__What needs to be done__: Copy each line of the material below that includes the string "設計能力".
------------------------------------------------
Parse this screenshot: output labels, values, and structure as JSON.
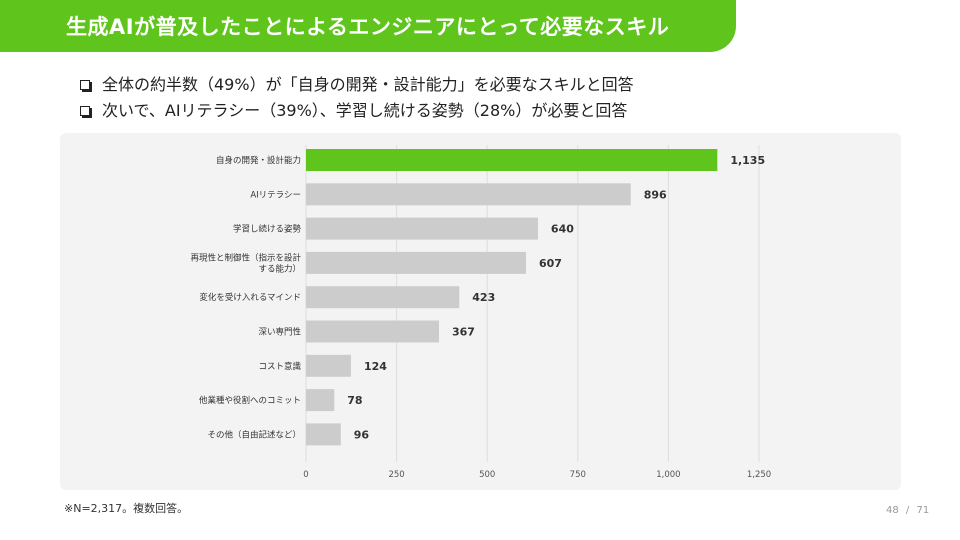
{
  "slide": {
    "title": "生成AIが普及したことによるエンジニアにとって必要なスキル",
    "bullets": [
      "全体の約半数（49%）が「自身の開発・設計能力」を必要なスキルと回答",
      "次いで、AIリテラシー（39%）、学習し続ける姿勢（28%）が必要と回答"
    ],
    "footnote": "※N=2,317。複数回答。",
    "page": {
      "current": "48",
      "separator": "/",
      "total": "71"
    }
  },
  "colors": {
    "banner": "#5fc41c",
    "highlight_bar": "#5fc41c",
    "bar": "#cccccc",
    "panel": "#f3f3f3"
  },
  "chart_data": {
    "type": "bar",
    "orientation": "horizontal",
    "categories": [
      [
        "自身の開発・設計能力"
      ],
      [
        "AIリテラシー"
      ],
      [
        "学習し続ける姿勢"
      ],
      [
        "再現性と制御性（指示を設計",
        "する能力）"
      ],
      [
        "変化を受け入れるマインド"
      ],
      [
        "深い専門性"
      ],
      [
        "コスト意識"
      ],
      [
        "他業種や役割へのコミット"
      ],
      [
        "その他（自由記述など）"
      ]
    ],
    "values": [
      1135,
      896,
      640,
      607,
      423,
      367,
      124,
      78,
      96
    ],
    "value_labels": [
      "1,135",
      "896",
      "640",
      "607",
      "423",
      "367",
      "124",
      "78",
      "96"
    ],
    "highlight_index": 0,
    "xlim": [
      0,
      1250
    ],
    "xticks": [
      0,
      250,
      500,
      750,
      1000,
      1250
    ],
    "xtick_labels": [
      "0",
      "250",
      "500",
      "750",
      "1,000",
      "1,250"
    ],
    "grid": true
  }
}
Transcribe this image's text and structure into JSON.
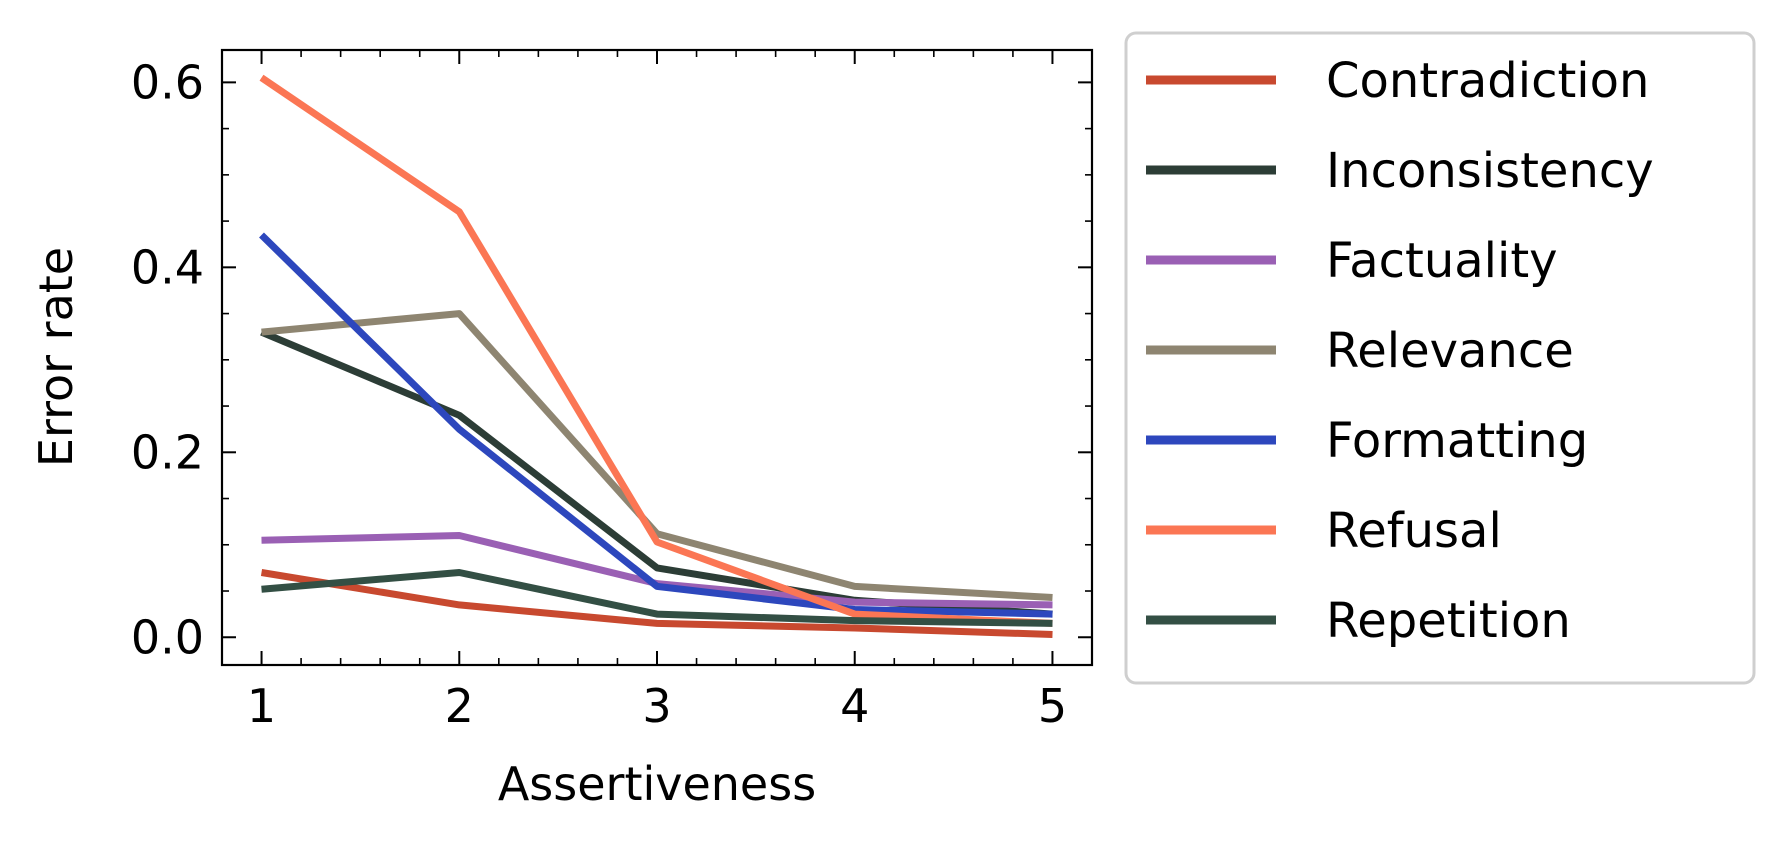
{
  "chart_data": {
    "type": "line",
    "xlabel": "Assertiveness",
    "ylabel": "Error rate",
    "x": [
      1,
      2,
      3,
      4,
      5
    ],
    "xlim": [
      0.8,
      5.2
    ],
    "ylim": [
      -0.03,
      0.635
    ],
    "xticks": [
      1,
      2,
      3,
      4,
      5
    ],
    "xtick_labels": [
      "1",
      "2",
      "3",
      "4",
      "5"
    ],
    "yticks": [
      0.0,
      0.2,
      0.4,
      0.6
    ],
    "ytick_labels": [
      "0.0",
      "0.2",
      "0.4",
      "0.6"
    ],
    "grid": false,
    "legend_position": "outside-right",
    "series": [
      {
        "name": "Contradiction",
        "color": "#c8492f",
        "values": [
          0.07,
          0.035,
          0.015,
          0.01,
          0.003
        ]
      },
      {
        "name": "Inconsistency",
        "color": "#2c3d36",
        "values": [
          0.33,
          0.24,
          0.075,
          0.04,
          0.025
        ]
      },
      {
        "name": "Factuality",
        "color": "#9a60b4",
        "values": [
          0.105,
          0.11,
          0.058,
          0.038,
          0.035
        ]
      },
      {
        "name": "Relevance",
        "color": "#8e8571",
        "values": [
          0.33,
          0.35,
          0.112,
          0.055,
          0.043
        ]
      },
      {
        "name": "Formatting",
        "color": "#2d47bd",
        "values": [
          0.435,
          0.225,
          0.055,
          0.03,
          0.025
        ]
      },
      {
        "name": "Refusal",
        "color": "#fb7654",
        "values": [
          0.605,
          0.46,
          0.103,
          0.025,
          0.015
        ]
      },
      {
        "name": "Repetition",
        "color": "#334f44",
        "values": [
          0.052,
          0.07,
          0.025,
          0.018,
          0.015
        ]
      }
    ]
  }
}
------------------------------------------------
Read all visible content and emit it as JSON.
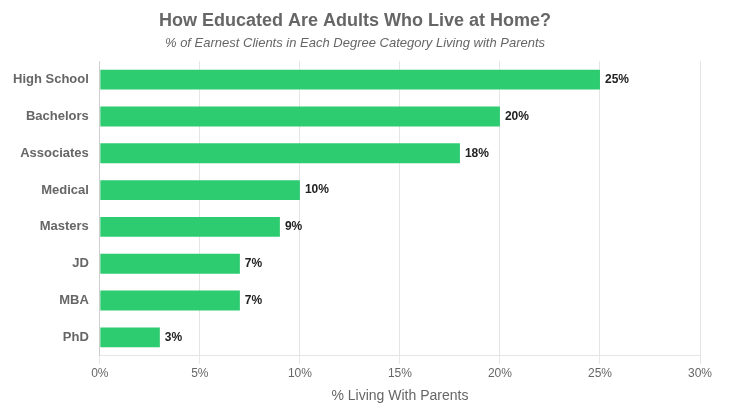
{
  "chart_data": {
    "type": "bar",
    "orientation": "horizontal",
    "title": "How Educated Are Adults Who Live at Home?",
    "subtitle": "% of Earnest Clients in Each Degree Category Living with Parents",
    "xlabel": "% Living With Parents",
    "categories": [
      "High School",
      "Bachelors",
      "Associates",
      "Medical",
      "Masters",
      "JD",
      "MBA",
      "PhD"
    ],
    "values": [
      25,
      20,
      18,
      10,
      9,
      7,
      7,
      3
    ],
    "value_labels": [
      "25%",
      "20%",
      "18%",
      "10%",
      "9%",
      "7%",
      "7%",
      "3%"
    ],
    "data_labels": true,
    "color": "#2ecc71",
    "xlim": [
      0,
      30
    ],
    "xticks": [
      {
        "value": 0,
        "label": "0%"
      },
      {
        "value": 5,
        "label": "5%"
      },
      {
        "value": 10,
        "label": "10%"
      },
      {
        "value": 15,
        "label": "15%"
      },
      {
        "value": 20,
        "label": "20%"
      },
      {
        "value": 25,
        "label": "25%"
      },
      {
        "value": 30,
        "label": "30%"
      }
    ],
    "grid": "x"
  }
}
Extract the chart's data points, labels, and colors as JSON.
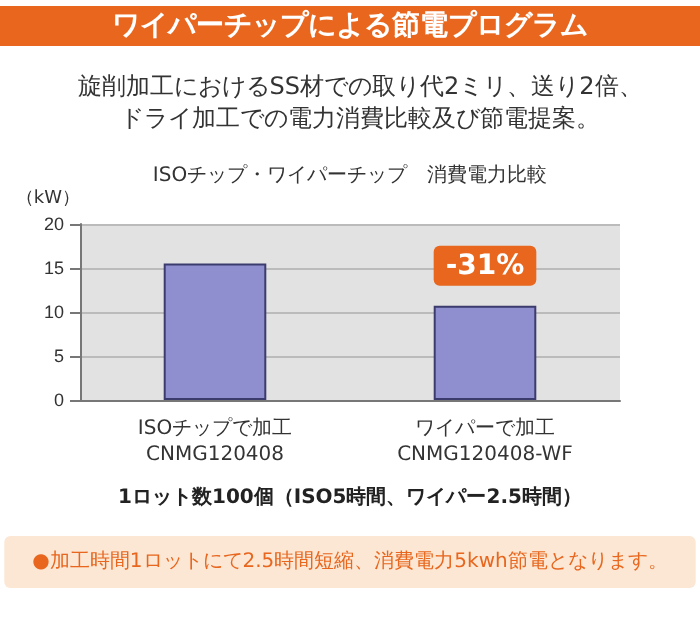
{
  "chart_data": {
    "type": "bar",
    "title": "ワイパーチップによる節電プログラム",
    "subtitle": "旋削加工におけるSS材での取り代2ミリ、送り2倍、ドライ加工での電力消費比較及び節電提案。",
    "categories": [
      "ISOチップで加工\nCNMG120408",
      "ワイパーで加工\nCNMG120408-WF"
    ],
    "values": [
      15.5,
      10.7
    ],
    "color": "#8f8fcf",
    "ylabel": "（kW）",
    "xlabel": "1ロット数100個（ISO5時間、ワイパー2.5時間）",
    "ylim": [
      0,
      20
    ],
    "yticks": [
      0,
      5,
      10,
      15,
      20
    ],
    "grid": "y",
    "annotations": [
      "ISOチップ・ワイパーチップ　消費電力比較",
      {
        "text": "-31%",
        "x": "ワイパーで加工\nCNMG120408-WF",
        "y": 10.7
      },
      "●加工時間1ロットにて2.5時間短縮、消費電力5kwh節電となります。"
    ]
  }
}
------------------------------------------------
__Answer to this exercise__:
      "全体の約半数（49%）が「自身の開発・設計能力」を必要なスキルと回答",
        "自身の開発・設計能力"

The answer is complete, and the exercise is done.